[Exercise task]
Output the entries below exactly as written, omitting pictures.

[Material provided]
•••
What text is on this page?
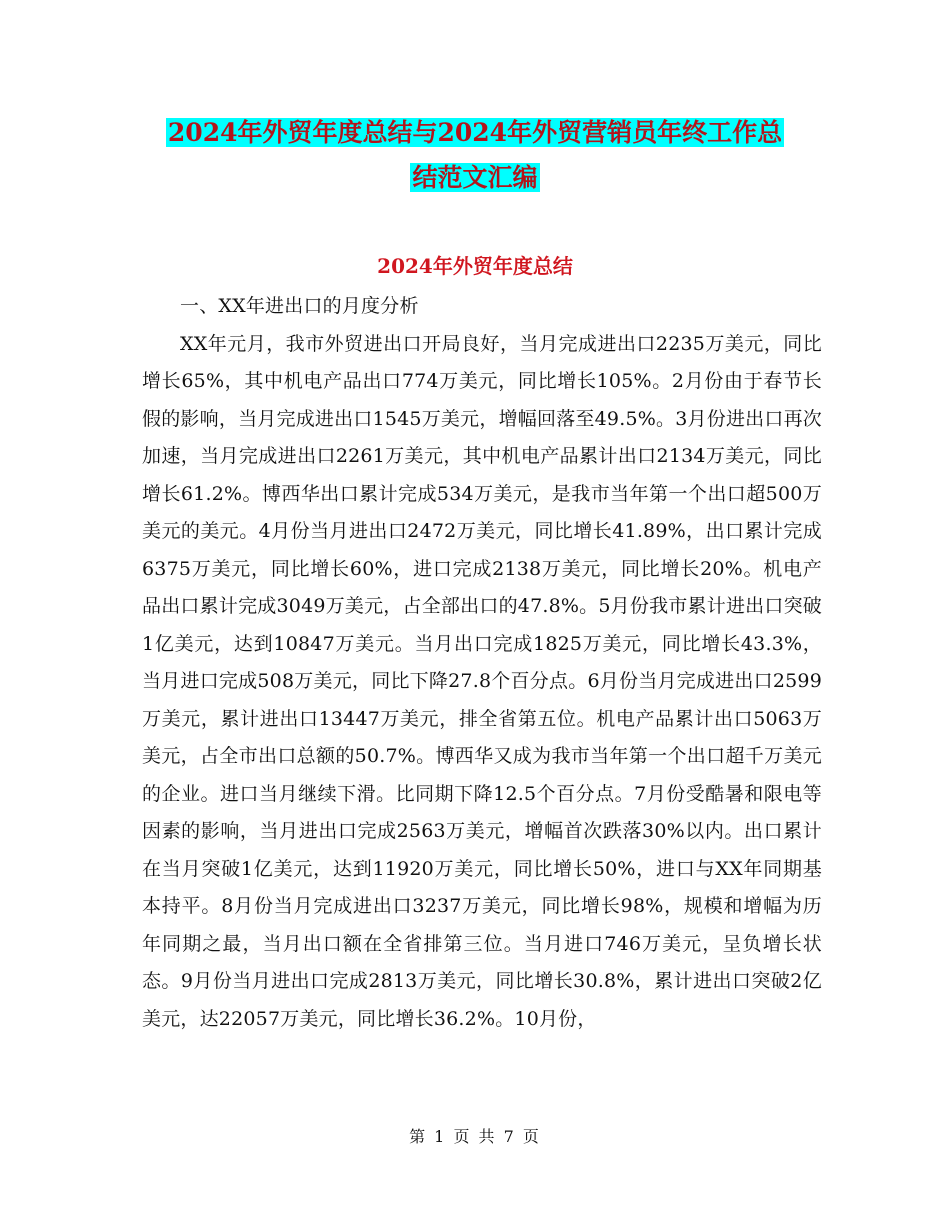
2024年外贸年度总结与2024年外贸营销员年终工作总
结范文汇编
2024年外贸年度总结

一、XX年进出口的月度分析

XX年元月，我市外贸进出口开局良好，当月完成进出口2235万美元，同比增长65%，其中机电产品出口774万美元，同比增长105%。2月份由于春节长假的影响，当月完成进出口1545万美元，增幅回落至49.5%。3月份进出口再次加速，当月完成进出口2261万美元，其中机电产品累计出口2134万美元，同比增长61.2%。博西华出口累计完成534万美元，是我市当年第一个出口超500万美元的美元。4月份当月进出口2472万美元，同比增长41.89%，出口累计完成6375万美元，同比增长60%，进口完成2138万美元，同比增长20%。机电产品出口累计完成3049万美元，占全部出口的47.8%。5月份我市累计进出口突破1亿美元，达到10847万美元。当月出口完成1825万美元，同比增长43.3%，当月进口完成508万美元，同比下降27.8个百分点。6月份当月完成进出口2599万美元，累计进出口13447万美元，排全省第五位。机电产品累计出口5063万美元，占全市出口总额的50.7%。博西华又成为我市当年第一个出口超千万美元的企业。进口当月继续下滑。比同期下降12.5个百分点。7月份受酷暑和限电等因素的影响，当月进出口完成2563万美元，增幅首次跌落30%以内。出口累计在当月突破1亿美元，达到11920万美元，同比增长50%，进口与XX年同期基本持平。8月份当月完成进出口3237万美元，同比增长98%，规模和增幅为历年同期之最，当月出口额在全省排第三位。当月进口746万美元，呈负增长状态。9月份当月进出口完成2813万美元，同比增长30.8%，累计进出口突破2亿美元，达22057万美元，同比增长36.2%。10月份，

第 1 页 共 7 页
•••
[Response to the task]
What text is on this page?
2024年外贸年度总结与2024年外贸营销员年终工作总
结范文汇编
2024年外贸年度总结

一、XX年进出口的月度分析

XX年元月，我市外贸进出口开局良好，当月完成进出口2235万美元，同比增长65%，其中机电产品出口774万美元，同比增长105%。2月份由于春节长假的影响，当月完成进出口1545万美元，增幅回落至49.5%。3月份进出口再次加速，当月完成进出口2261万美元，其中机电产品累计出口2134万美元，同比增长61.2%。博西华出口累计完成534万美元，是我市当年第一个出口超500万美元的美元。4月份当月进出口2472万美元，同比增长41.89%，出口累计完成6375万美元，同比增长60%，进口完成2138万美元，同比增长20%。机电产品出口累计完成3049万美元，占全部出口的47.8%。5月份我市累计进出口突破1亿美元，达到10847万美元。当月出口完成1825万美元，同比增长43.3%，当月进口完成508万美元，同比下降27.8个百分点。6月份当月完成进出口2599万美元，累计进出口13447万美元，排全省第五位。机电产品累计出口5063万美元，占全市出口总额的50.7%。博西华又成为我市当年第一个出口超千万美元的企业。进口当月继续下滑。比同期下降12.5个百分点。7月份受酷暑和限电等因素的影响，当月进出口完成2563万美元，增幅首次跌落30%以内。出口累计在当月突破1亿美元，达到11920万美元，同比增长50%，进口与XX年同期基本持平。8月份当月完成进出口3237万美元，同比增长98%，规模和增幅为历年同期之最，当月出口额在全省排第三位。当月进口746万美元，呈负增长状态。9月份当月进出口完成2813万美元，同比增长30.8%，累计进出口突破2亿美元，达22057万美元，同比增长36.2%。10月份，

第 1 页 共 7 页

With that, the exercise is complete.